*SET TASK*
Without the pictures, can you quote each line below exactly?
---------- THE RECORDS
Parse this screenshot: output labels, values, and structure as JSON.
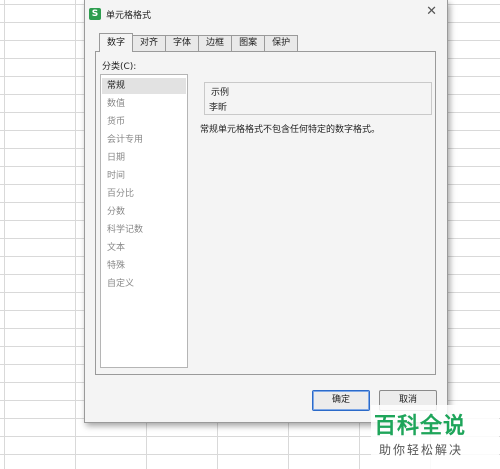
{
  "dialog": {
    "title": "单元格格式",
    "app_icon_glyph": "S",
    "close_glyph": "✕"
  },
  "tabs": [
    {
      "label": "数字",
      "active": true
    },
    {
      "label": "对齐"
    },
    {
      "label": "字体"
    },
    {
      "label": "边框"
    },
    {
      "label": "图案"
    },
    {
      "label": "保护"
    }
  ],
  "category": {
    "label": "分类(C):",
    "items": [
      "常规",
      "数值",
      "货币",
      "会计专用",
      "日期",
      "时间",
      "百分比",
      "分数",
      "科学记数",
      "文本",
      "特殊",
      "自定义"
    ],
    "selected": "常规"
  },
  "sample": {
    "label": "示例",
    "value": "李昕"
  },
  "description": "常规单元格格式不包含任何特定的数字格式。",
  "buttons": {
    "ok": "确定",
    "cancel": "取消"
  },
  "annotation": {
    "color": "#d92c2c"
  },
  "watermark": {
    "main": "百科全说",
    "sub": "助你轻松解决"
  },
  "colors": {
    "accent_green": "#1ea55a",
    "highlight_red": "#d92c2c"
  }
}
--------------------
*EXERCISE RESULT*
Parse this screenshot: output labels, values, and structure as JSON.
{
  "dialog": {
    "title": "单元格格式",
    "app_icon_glyph": "S",
    "close_glyph": "✕"
  },
  "tabs": [
    {
      "label": "数字",
      "active": true
    },
    {
      "label": "对齐"
    },
    {
      "label": "字体"
    },
    {
      "label": "边框"
    },
    {
      "label": "图案"
    },
    {
      "label": "保护"
    }
  ],
  "category": {
    "label": "分类(C):",
    "items": [
      "常规",
      "数值",
      "货币",
      "会计专用",
      "日期",
      "时间",
      "百分比",
      "分数",
      "科学记数",
      "文本",
      "特殊",
      "自定义"
    ],
    "selected": "常规"
  },
  "sample": {
    "label": "示例",
    "value": "李昕"
  },
  "description": "常规单元格格式不包含任何特定的数字格式。",
  "buttons": {
    "ok": "确定",
    "cancel": "取消"
  },
  "annotation": {
    "color": "#d92c2c"
  },
  "watermark": {
    "main": "百科全说",
    "sub": "助你轻松解决"
  },
  "colors": {
    "accent_green": "#1ea55a",
    "highlight_red": "#d92c2c"
  }
}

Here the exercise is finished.